:: WHAT YOU ARE ASKED TO DO ::
Of all the lines in the records, how many hold the word "JSON"? Answer with the number only.

++++++++

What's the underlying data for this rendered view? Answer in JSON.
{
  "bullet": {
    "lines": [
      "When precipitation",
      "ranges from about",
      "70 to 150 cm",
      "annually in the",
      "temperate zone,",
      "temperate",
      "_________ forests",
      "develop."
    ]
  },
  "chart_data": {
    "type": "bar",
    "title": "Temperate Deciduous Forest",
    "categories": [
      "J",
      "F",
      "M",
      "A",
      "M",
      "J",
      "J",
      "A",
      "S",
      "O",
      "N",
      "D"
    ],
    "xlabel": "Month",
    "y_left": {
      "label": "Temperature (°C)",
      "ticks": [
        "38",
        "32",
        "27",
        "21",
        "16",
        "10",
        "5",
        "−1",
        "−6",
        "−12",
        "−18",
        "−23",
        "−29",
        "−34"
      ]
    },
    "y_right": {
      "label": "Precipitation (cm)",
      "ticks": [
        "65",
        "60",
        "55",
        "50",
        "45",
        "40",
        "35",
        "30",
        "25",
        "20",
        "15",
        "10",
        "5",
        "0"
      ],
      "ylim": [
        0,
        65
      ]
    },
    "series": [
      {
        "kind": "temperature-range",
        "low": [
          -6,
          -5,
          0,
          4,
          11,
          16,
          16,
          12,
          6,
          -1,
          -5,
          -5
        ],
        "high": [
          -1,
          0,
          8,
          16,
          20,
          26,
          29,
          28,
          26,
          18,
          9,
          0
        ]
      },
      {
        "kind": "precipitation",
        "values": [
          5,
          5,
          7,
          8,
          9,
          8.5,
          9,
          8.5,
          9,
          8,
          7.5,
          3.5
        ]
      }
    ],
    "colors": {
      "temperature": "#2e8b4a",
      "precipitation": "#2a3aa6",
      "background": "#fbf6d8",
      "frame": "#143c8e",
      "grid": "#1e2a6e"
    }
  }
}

++++++++

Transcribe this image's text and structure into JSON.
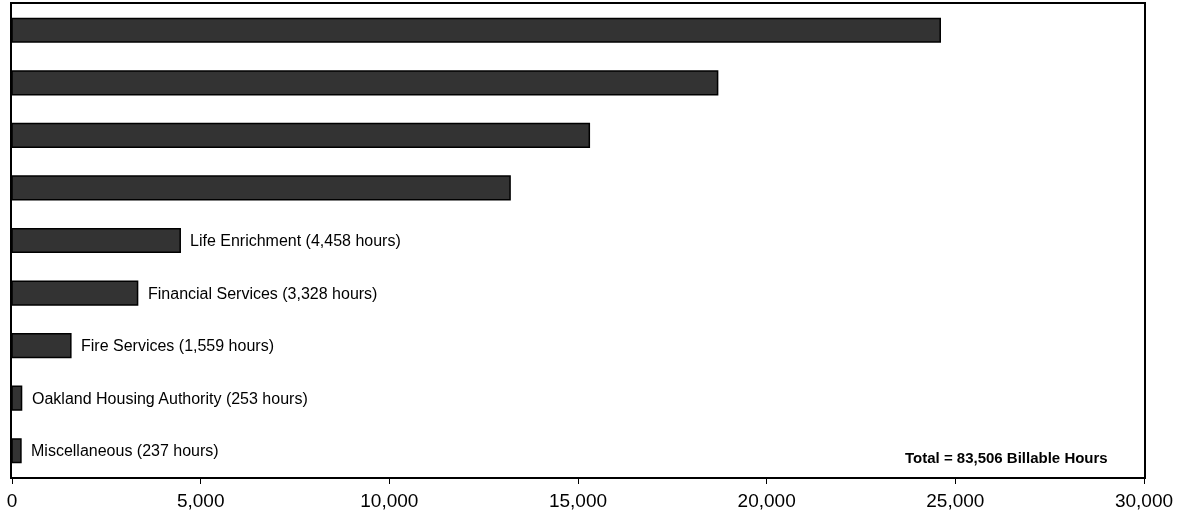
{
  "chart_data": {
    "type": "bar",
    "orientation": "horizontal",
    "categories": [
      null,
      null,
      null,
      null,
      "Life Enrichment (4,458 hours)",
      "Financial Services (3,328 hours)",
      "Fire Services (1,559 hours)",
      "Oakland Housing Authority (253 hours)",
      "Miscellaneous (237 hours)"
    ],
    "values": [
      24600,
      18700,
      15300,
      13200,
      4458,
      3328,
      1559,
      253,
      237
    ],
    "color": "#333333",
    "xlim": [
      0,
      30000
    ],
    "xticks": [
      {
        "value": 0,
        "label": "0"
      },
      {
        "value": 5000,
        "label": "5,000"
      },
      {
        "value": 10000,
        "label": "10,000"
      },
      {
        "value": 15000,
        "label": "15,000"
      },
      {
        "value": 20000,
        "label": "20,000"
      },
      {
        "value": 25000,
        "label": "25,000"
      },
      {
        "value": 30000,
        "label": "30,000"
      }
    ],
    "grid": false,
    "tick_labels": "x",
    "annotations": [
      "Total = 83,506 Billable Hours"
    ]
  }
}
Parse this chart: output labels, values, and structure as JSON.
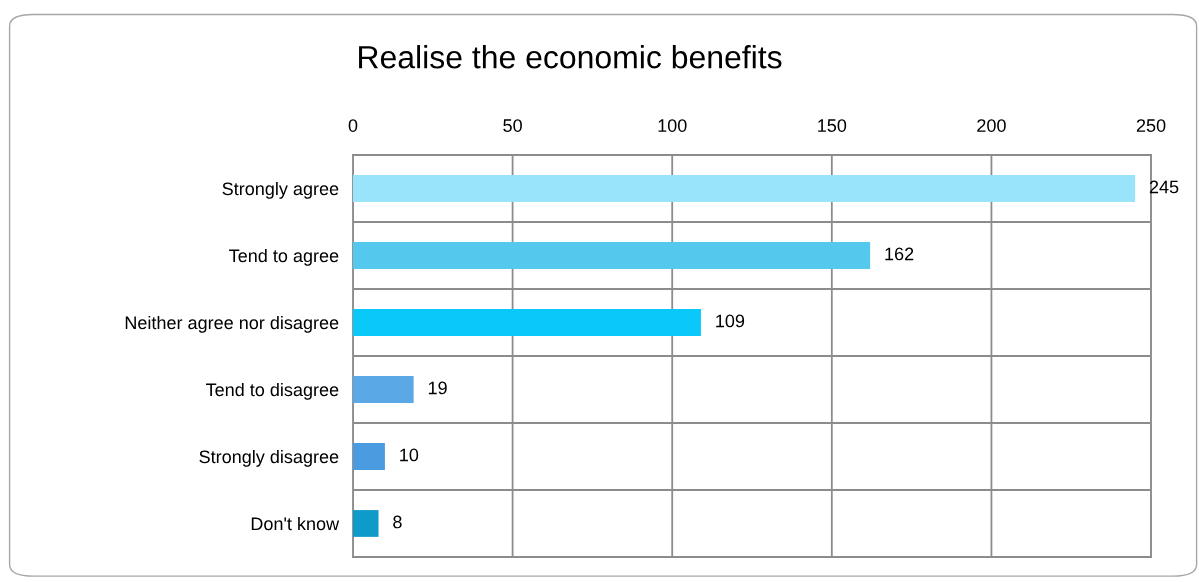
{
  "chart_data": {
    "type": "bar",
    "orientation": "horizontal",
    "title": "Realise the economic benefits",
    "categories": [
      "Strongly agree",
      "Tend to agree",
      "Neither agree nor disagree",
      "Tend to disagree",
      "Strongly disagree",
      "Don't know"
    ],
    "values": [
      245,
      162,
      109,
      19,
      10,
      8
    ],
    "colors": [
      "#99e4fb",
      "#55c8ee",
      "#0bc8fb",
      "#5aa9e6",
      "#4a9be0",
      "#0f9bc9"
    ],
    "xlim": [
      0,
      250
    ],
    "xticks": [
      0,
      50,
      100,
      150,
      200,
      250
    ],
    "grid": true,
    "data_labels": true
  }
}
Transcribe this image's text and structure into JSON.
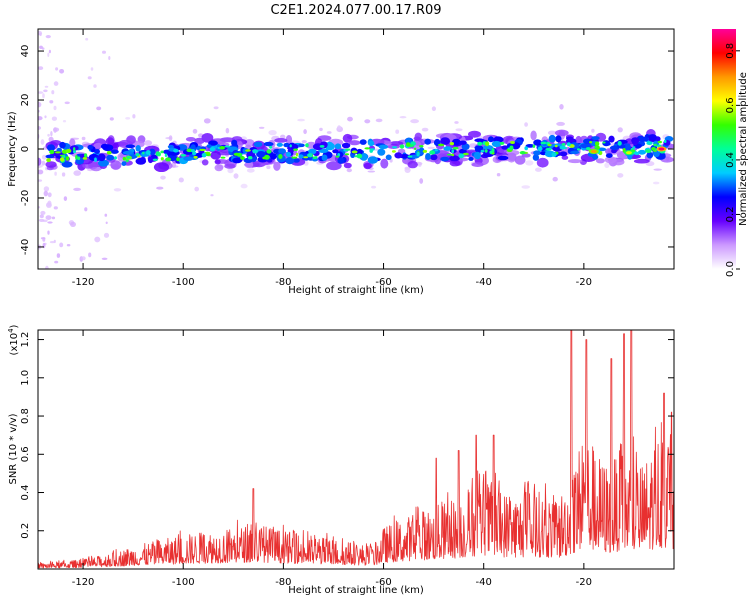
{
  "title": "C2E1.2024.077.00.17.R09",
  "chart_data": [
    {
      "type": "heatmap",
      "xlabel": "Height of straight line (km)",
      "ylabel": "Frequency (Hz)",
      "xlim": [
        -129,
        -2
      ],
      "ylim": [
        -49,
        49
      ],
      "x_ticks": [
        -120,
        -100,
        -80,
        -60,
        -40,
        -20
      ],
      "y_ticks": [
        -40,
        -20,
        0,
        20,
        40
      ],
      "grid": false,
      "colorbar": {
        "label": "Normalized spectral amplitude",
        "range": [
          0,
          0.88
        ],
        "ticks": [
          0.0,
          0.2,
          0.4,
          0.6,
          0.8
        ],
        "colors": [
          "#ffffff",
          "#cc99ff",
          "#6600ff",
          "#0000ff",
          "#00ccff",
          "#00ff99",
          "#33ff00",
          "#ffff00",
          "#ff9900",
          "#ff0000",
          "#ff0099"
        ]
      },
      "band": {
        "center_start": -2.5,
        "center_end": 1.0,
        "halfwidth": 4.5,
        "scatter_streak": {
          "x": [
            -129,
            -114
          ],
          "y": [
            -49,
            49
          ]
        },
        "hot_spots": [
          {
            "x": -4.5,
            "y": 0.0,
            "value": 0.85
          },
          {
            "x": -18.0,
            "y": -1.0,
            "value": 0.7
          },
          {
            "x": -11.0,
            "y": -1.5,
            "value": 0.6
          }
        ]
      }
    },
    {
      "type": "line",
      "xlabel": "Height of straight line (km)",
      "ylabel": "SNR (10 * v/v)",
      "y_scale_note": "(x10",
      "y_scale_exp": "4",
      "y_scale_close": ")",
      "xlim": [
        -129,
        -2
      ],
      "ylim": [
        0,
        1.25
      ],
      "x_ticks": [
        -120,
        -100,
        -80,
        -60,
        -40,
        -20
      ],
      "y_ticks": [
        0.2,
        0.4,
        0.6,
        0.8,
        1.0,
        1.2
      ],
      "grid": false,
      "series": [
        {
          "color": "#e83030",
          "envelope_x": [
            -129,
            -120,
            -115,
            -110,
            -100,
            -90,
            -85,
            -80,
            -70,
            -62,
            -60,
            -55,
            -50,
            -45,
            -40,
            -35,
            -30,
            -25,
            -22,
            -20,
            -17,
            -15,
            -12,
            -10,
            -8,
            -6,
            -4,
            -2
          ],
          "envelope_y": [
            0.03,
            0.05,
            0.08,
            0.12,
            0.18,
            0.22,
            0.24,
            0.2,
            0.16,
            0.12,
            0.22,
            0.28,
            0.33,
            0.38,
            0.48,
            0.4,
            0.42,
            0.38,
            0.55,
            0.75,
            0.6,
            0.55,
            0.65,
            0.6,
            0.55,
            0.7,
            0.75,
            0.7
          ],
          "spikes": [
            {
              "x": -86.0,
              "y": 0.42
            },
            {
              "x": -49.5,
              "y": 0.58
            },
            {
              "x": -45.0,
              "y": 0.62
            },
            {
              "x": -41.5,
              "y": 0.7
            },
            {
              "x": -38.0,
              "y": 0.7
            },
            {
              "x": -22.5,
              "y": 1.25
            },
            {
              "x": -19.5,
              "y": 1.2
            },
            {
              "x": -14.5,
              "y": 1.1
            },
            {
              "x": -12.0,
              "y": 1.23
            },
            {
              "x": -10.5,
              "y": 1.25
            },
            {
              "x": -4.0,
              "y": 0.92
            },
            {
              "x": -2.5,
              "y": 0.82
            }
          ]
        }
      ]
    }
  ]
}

++++++++

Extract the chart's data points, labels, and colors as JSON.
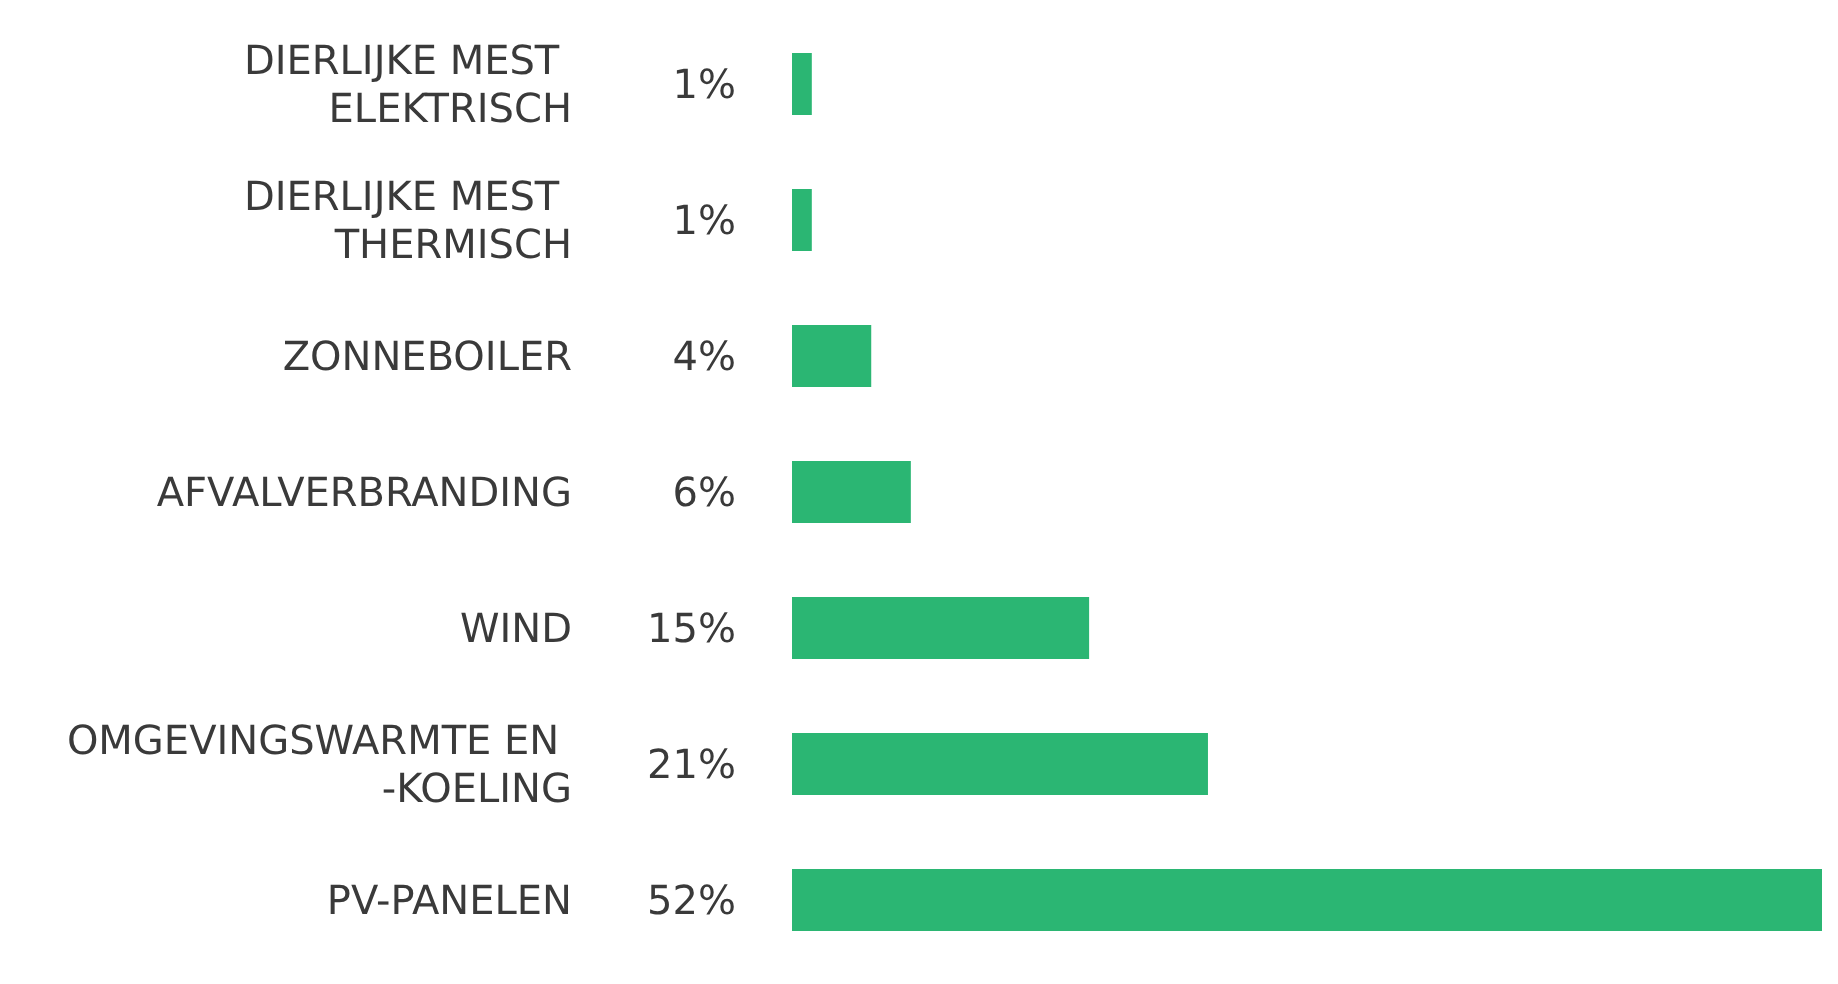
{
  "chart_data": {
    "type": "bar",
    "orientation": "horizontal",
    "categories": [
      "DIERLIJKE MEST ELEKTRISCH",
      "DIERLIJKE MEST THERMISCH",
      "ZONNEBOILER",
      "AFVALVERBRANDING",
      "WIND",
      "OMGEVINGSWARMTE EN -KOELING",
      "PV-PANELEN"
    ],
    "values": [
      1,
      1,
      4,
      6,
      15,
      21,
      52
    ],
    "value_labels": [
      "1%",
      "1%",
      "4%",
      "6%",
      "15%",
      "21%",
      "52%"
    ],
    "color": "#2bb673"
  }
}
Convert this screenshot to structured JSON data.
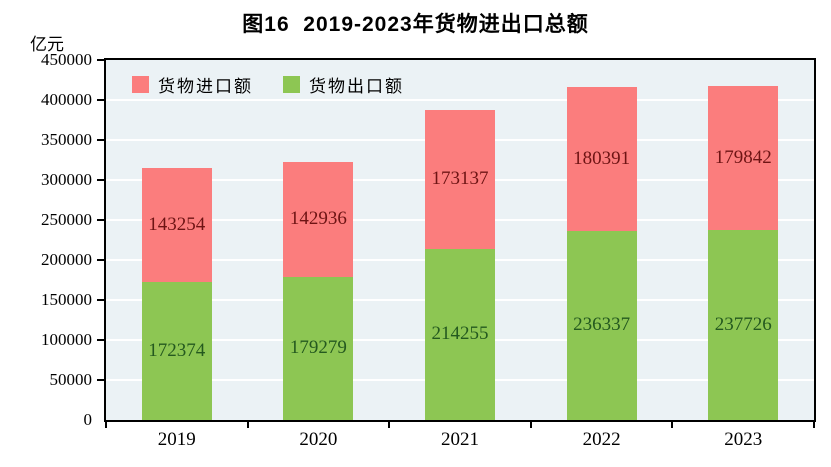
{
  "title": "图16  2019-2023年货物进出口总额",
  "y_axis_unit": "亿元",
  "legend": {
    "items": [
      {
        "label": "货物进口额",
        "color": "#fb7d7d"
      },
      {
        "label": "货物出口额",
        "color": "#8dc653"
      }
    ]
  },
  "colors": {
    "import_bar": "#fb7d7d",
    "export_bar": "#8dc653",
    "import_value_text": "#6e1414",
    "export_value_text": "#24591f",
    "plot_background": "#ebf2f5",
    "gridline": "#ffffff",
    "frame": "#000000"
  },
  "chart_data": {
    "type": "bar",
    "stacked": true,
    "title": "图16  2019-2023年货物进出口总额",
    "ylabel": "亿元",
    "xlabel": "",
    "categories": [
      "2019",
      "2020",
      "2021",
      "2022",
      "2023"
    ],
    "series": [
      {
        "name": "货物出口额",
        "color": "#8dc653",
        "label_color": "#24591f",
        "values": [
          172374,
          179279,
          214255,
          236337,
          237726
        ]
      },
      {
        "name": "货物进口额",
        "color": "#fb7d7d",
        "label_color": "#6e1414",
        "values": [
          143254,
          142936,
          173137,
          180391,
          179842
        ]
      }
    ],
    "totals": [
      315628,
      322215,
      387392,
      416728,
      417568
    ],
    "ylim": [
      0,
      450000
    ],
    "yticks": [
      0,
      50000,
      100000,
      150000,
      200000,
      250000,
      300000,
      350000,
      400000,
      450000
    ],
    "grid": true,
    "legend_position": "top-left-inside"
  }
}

++++++++

:: ANSWER TO THE EXERCISE ::
6